AIM OF THE TASK: Scan the lines below for the string "Figure" and report how many lines contain it, giving only the number.

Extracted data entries
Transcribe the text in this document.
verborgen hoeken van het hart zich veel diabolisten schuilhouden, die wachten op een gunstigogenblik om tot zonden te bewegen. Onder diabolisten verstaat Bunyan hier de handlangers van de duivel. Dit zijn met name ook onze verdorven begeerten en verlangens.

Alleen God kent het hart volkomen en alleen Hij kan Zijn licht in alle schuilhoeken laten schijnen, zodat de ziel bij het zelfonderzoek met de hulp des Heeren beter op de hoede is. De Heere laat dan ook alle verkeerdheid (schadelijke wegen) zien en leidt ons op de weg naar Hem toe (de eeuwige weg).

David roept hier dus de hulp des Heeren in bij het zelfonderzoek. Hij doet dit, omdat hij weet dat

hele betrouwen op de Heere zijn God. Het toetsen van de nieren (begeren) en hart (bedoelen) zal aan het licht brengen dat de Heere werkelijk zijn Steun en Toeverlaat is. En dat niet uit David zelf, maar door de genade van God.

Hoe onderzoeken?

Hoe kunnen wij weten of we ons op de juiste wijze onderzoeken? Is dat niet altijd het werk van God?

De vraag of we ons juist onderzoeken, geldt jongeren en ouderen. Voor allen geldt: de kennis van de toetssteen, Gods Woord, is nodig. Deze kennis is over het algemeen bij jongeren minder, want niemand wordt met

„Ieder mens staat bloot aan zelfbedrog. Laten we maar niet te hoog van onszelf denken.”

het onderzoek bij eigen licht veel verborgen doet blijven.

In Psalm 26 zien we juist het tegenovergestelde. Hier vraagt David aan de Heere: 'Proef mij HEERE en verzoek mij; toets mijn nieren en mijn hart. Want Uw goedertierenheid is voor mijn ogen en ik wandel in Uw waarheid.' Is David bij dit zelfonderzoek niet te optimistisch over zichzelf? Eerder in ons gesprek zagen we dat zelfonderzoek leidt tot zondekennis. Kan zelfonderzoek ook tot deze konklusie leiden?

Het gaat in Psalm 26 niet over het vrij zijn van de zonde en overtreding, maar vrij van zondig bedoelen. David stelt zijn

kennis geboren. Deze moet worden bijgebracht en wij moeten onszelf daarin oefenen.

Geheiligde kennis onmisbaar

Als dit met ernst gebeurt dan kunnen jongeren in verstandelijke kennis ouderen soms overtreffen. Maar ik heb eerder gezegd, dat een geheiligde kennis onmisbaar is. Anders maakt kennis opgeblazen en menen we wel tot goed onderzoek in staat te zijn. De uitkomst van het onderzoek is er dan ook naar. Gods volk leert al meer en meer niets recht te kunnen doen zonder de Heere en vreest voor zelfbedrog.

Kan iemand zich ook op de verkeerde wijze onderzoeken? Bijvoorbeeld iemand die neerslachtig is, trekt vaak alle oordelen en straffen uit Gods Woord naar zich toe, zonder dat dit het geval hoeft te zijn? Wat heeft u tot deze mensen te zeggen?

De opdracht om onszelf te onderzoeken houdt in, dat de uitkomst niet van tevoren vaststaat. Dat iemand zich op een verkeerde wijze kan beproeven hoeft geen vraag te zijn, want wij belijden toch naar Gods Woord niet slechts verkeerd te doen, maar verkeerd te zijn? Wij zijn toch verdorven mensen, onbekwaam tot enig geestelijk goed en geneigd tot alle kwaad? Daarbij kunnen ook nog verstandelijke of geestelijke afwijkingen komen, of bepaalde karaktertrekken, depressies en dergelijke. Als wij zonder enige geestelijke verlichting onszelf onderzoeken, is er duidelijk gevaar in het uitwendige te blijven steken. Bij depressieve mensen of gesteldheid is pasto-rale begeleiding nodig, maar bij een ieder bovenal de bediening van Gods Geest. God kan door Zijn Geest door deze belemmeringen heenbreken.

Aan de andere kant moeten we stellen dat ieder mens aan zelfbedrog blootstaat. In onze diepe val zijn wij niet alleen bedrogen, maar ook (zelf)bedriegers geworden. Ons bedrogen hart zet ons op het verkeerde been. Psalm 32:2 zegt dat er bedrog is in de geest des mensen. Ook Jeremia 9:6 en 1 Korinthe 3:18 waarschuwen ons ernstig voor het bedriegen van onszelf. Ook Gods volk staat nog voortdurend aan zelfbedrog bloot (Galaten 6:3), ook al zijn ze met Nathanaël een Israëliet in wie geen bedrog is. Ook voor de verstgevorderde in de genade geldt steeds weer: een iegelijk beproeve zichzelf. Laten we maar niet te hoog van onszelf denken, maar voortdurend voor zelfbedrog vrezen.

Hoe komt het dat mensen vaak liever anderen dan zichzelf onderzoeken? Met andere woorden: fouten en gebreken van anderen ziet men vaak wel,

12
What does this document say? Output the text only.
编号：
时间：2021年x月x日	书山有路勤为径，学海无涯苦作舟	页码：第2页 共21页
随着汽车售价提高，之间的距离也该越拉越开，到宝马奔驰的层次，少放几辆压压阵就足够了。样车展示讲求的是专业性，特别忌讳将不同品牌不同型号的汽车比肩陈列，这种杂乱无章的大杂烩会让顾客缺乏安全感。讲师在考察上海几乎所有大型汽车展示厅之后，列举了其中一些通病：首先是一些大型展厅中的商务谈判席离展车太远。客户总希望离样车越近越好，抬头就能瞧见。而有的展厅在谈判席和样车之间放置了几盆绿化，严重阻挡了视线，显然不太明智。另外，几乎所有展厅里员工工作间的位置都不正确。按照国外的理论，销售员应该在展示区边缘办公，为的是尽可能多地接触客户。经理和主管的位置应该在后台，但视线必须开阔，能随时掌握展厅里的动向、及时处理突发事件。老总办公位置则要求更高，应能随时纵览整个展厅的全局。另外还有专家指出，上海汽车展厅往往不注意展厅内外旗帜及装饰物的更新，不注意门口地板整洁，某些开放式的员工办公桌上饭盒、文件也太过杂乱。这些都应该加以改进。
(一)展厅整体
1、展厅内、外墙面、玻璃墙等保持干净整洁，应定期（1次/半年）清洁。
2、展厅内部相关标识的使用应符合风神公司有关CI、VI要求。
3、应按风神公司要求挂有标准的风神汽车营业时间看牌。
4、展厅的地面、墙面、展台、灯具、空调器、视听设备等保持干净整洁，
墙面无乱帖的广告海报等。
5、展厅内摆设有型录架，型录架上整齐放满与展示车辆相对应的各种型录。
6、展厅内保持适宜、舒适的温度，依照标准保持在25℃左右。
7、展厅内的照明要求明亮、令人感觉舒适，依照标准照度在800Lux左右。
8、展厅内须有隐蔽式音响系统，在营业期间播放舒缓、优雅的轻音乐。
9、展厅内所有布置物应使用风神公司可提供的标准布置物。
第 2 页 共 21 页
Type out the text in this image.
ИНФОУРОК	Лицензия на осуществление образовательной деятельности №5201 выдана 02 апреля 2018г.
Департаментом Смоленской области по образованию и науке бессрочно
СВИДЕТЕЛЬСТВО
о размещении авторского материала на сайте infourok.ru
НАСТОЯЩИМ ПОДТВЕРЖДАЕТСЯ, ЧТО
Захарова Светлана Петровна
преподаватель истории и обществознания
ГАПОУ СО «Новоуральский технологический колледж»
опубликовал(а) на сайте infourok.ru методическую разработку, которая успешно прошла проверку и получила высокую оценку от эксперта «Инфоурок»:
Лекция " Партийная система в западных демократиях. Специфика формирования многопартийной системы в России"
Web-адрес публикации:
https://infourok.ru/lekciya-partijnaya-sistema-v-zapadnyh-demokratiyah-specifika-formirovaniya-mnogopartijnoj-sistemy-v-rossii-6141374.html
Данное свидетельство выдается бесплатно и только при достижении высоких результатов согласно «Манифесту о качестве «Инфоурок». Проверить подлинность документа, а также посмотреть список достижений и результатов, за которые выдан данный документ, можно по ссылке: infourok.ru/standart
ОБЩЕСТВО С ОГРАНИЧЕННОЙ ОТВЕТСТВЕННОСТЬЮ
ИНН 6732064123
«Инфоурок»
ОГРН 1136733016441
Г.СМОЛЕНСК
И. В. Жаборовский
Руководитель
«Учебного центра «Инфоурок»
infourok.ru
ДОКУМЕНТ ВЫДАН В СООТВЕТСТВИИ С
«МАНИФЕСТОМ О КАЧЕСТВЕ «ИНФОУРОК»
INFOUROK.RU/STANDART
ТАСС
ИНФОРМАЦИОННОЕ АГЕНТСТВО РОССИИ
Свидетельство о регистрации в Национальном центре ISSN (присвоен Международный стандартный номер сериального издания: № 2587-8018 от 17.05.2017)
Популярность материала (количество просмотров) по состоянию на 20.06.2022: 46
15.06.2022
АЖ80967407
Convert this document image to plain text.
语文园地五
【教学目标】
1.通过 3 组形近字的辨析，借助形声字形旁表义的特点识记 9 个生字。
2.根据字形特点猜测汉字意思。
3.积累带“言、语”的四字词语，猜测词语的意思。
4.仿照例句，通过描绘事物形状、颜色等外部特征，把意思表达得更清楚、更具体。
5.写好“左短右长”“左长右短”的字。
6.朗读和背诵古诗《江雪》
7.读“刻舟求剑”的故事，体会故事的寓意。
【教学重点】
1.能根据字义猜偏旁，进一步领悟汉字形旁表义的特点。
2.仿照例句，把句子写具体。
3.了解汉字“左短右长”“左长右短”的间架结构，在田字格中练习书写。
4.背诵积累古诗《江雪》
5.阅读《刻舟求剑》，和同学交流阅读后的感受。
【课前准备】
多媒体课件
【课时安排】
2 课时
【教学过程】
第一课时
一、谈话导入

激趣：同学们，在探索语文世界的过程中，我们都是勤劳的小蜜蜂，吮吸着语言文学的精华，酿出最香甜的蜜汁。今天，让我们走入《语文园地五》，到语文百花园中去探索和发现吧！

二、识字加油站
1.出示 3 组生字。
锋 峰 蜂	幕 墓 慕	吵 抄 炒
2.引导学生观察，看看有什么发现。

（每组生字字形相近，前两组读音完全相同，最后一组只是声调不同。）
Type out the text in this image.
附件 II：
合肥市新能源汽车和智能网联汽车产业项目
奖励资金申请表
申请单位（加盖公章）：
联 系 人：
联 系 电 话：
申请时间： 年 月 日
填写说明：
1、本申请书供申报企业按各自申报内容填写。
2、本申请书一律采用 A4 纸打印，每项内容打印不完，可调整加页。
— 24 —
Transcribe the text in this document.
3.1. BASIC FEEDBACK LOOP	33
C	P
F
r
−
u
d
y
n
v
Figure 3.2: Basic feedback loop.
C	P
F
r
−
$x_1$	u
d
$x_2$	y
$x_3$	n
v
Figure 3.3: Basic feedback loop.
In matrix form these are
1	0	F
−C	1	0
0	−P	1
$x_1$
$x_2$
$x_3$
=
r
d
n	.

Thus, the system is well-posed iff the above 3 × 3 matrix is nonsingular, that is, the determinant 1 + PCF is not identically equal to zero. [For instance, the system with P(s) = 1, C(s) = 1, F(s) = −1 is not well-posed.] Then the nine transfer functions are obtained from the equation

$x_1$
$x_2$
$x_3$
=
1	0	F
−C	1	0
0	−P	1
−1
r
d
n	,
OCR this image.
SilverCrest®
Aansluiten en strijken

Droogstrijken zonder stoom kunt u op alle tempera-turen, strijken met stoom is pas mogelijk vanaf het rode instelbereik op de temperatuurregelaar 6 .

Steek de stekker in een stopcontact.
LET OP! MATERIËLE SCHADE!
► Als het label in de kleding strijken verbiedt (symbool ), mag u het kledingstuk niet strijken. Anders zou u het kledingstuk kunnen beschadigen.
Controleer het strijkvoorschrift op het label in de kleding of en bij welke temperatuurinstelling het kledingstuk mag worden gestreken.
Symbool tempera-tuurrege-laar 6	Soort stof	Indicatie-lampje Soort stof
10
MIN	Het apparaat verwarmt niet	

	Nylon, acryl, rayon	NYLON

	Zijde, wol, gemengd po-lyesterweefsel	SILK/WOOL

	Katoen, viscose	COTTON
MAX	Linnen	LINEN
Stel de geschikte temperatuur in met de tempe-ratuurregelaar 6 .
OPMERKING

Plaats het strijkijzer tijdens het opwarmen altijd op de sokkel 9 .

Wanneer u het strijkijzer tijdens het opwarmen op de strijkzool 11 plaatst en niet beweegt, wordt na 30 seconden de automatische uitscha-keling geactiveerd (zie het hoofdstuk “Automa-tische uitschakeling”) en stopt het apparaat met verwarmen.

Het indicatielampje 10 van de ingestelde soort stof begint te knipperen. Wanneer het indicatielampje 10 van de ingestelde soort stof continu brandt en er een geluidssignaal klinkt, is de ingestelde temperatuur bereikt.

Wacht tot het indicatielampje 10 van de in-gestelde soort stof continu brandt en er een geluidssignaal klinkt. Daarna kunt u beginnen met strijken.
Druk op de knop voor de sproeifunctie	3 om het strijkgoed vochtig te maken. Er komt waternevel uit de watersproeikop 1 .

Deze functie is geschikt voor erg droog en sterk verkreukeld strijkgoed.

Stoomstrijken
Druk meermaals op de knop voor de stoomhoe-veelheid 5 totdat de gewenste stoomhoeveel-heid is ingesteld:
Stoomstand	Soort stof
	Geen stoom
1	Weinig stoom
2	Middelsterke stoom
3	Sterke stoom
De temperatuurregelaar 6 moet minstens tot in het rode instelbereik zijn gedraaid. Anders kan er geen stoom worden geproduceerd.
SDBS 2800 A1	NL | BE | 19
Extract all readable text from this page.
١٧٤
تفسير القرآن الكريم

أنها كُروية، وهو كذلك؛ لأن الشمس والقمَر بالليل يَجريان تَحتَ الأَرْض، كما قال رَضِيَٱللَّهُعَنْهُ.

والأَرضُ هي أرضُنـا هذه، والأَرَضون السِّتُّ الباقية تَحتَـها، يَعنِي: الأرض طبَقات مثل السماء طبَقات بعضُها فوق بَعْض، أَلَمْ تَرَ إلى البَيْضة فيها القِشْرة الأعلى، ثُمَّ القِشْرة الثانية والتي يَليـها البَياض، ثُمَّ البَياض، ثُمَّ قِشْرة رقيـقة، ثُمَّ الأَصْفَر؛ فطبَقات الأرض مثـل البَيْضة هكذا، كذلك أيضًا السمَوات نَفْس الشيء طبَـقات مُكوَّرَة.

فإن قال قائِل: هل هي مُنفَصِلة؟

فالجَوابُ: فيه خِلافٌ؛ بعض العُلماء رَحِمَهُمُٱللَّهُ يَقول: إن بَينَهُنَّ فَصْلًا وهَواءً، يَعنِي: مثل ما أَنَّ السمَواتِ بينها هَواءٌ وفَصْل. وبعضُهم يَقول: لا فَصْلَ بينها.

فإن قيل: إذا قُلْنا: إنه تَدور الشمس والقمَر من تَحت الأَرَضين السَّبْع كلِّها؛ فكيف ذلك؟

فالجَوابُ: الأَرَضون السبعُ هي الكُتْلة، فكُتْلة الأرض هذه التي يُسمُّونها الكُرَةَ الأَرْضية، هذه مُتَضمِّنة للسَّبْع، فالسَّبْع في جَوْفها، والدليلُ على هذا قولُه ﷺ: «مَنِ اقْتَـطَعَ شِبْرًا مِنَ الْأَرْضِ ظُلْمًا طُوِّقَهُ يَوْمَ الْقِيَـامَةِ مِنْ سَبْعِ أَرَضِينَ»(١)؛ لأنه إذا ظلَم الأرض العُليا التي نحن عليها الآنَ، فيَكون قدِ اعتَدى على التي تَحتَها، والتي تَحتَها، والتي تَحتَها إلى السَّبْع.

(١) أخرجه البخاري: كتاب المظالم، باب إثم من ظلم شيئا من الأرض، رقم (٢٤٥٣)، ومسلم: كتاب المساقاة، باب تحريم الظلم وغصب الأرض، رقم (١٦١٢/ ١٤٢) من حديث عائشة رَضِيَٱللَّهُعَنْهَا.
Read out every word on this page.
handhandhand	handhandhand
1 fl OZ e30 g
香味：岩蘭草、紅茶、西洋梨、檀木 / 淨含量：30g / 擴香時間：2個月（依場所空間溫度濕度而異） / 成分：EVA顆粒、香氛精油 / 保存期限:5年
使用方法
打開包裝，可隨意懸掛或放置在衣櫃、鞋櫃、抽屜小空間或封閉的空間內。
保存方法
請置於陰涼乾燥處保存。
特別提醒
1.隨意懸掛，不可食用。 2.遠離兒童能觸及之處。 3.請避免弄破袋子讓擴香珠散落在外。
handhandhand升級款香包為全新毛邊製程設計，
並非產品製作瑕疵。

WORKED SOLUTION: 2